#### TASK TO CARRY OUT
In the drive-home story, which police department does George radio the stopped man in to?

#### PASSAGE TO READ
----------------

Here are the highlights of the drive home.

“If somebody’s signaling then I let them in the lane— ”
“Me too!” I say.
“If they not, then I speed up and hit the horn. Like fuck you buddy,” he finishes, adding the hand gesture that goes with that phrase.

“This one time, this guy didn’t signal and I passed him and it was a undercovercop. He turns on his lights and we pull over, he comes up and shows me his badge. But I was working part-time for Secret Service, so I say “I don’t care about your badge show me your ID.” And he’s says “uhhhh” and I say “Show me your ID!” and he pulls it out and I radio him in to Montgomery County police and it turns out he was an EX-cop. So they took him away and he went to jail for five years. They later found out he raped some women in PG county or something. But when my guy write up report, I tell him put his name on it, George no want glory, cuz what if he gets out and wants revenge? He’s not gonna come and get me.”

----------------

#### Page layout parsing data
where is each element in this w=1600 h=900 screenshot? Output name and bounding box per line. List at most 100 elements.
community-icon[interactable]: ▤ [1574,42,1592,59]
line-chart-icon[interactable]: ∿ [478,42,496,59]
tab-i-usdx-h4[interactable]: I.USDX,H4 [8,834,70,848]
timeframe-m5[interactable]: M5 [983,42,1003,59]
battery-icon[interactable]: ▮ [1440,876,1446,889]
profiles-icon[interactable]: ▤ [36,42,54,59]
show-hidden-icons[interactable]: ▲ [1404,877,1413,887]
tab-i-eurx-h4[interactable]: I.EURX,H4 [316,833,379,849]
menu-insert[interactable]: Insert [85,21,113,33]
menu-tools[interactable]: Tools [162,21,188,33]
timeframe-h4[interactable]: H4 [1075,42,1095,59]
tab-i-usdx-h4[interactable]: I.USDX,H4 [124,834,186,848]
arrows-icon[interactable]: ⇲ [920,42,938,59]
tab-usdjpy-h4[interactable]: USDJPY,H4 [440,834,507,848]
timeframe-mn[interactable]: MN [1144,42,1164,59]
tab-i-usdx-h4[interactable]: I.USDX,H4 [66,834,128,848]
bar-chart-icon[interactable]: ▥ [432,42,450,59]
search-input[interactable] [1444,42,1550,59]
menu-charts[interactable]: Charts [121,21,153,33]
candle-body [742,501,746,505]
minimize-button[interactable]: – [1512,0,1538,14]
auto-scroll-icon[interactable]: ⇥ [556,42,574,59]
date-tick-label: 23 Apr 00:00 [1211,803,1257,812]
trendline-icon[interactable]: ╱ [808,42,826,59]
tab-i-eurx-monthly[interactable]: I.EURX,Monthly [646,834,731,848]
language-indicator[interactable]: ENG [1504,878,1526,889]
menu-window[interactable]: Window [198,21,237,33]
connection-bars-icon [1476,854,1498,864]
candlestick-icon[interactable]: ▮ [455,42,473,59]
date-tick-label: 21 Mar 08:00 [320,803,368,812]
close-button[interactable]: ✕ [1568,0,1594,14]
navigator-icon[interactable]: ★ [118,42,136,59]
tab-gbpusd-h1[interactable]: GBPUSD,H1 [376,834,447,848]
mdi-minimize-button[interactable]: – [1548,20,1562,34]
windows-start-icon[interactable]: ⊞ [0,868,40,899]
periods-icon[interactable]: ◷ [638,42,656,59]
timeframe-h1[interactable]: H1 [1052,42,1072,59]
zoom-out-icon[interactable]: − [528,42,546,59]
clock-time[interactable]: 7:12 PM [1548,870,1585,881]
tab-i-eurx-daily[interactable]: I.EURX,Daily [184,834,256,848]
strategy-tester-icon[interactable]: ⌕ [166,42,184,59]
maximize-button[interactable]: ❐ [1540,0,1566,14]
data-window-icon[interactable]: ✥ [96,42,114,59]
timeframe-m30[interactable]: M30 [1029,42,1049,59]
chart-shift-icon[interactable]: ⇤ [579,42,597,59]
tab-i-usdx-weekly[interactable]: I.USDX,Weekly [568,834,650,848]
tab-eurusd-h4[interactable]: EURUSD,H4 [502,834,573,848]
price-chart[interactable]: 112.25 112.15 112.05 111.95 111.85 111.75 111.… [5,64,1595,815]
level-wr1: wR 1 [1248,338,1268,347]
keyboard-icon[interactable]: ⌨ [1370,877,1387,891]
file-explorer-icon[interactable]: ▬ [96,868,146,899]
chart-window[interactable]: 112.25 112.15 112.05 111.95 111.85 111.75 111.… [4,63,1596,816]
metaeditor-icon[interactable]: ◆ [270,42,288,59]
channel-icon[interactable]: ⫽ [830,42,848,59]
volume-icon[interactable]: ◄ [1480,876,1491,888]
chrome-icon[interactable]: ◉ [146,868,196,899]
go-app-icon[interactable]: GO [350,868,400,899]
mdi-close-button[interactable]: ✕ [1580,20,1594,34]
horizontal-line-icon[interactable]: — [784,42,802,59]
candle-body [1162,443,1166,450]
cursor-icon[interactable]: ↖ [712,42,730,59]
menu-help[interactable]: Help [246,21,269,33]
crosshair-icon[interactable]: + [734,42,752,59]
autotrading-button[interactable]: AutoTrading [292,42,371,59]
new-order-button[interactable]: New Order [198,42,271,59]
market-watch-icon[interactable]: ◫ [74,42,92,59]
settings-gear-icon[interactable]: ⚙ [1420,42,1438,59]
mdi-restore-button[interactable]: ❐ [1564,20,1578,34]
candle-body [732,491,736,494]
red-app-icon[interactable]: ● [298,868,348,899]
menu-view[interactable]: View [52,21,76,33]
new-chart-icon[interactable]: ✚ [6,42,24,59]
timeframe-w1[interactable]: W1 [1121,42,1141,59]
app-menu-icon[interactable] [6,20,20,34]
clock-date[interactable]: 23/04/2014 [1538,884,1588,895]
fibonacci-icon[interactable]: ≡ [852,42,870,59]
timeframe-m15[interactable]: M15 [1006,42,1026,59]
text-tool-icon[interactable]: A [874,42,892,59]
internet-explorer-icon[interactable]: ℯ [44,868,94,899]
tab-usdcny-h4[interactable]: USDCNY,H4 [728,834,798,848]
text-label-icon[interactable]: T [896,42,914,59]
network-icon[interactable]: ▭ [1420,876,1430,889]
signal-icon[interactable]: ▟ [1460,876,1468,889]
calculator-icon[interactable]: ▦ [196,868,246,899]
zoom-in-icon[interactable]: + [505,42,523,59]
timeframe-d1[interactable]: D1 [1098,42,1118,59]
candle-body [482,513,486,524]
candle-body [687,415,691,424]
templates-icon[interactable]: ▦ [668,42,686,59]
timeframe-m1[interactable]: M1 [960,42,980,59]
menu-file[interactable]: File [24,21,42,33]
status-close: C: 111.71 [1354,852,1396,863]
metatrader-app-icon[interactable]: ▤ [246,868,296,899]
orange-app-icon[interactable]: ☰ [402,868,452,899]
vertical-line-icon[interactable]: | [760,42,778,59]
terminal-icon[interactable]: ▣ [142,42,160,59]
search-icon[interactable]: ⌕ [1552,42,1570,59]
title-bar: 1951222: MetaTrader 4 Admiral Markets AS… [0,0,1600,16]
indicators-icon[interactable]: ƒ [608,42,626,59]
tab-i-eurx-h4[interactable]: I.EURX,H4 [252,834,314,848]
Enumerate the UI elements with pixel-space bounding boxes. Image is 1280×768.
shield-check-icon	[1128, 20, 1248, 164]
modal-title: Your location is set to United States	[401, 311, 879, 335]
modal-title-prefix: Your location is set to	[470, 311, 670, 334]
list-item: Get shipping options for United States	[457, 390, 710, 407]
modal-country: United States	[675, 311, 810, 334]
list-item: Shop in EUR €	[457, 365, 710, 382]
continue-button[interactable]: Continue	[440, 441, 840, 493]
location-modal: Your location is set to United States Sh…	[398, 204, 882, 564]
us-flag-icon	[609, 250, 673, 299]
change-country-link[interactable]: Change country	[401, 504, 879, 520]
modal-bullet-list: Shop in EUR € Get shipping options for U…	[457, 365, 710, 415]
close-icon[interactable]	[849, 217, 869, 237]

----------------

#### SOLVED PROBLEM
Montgomery County police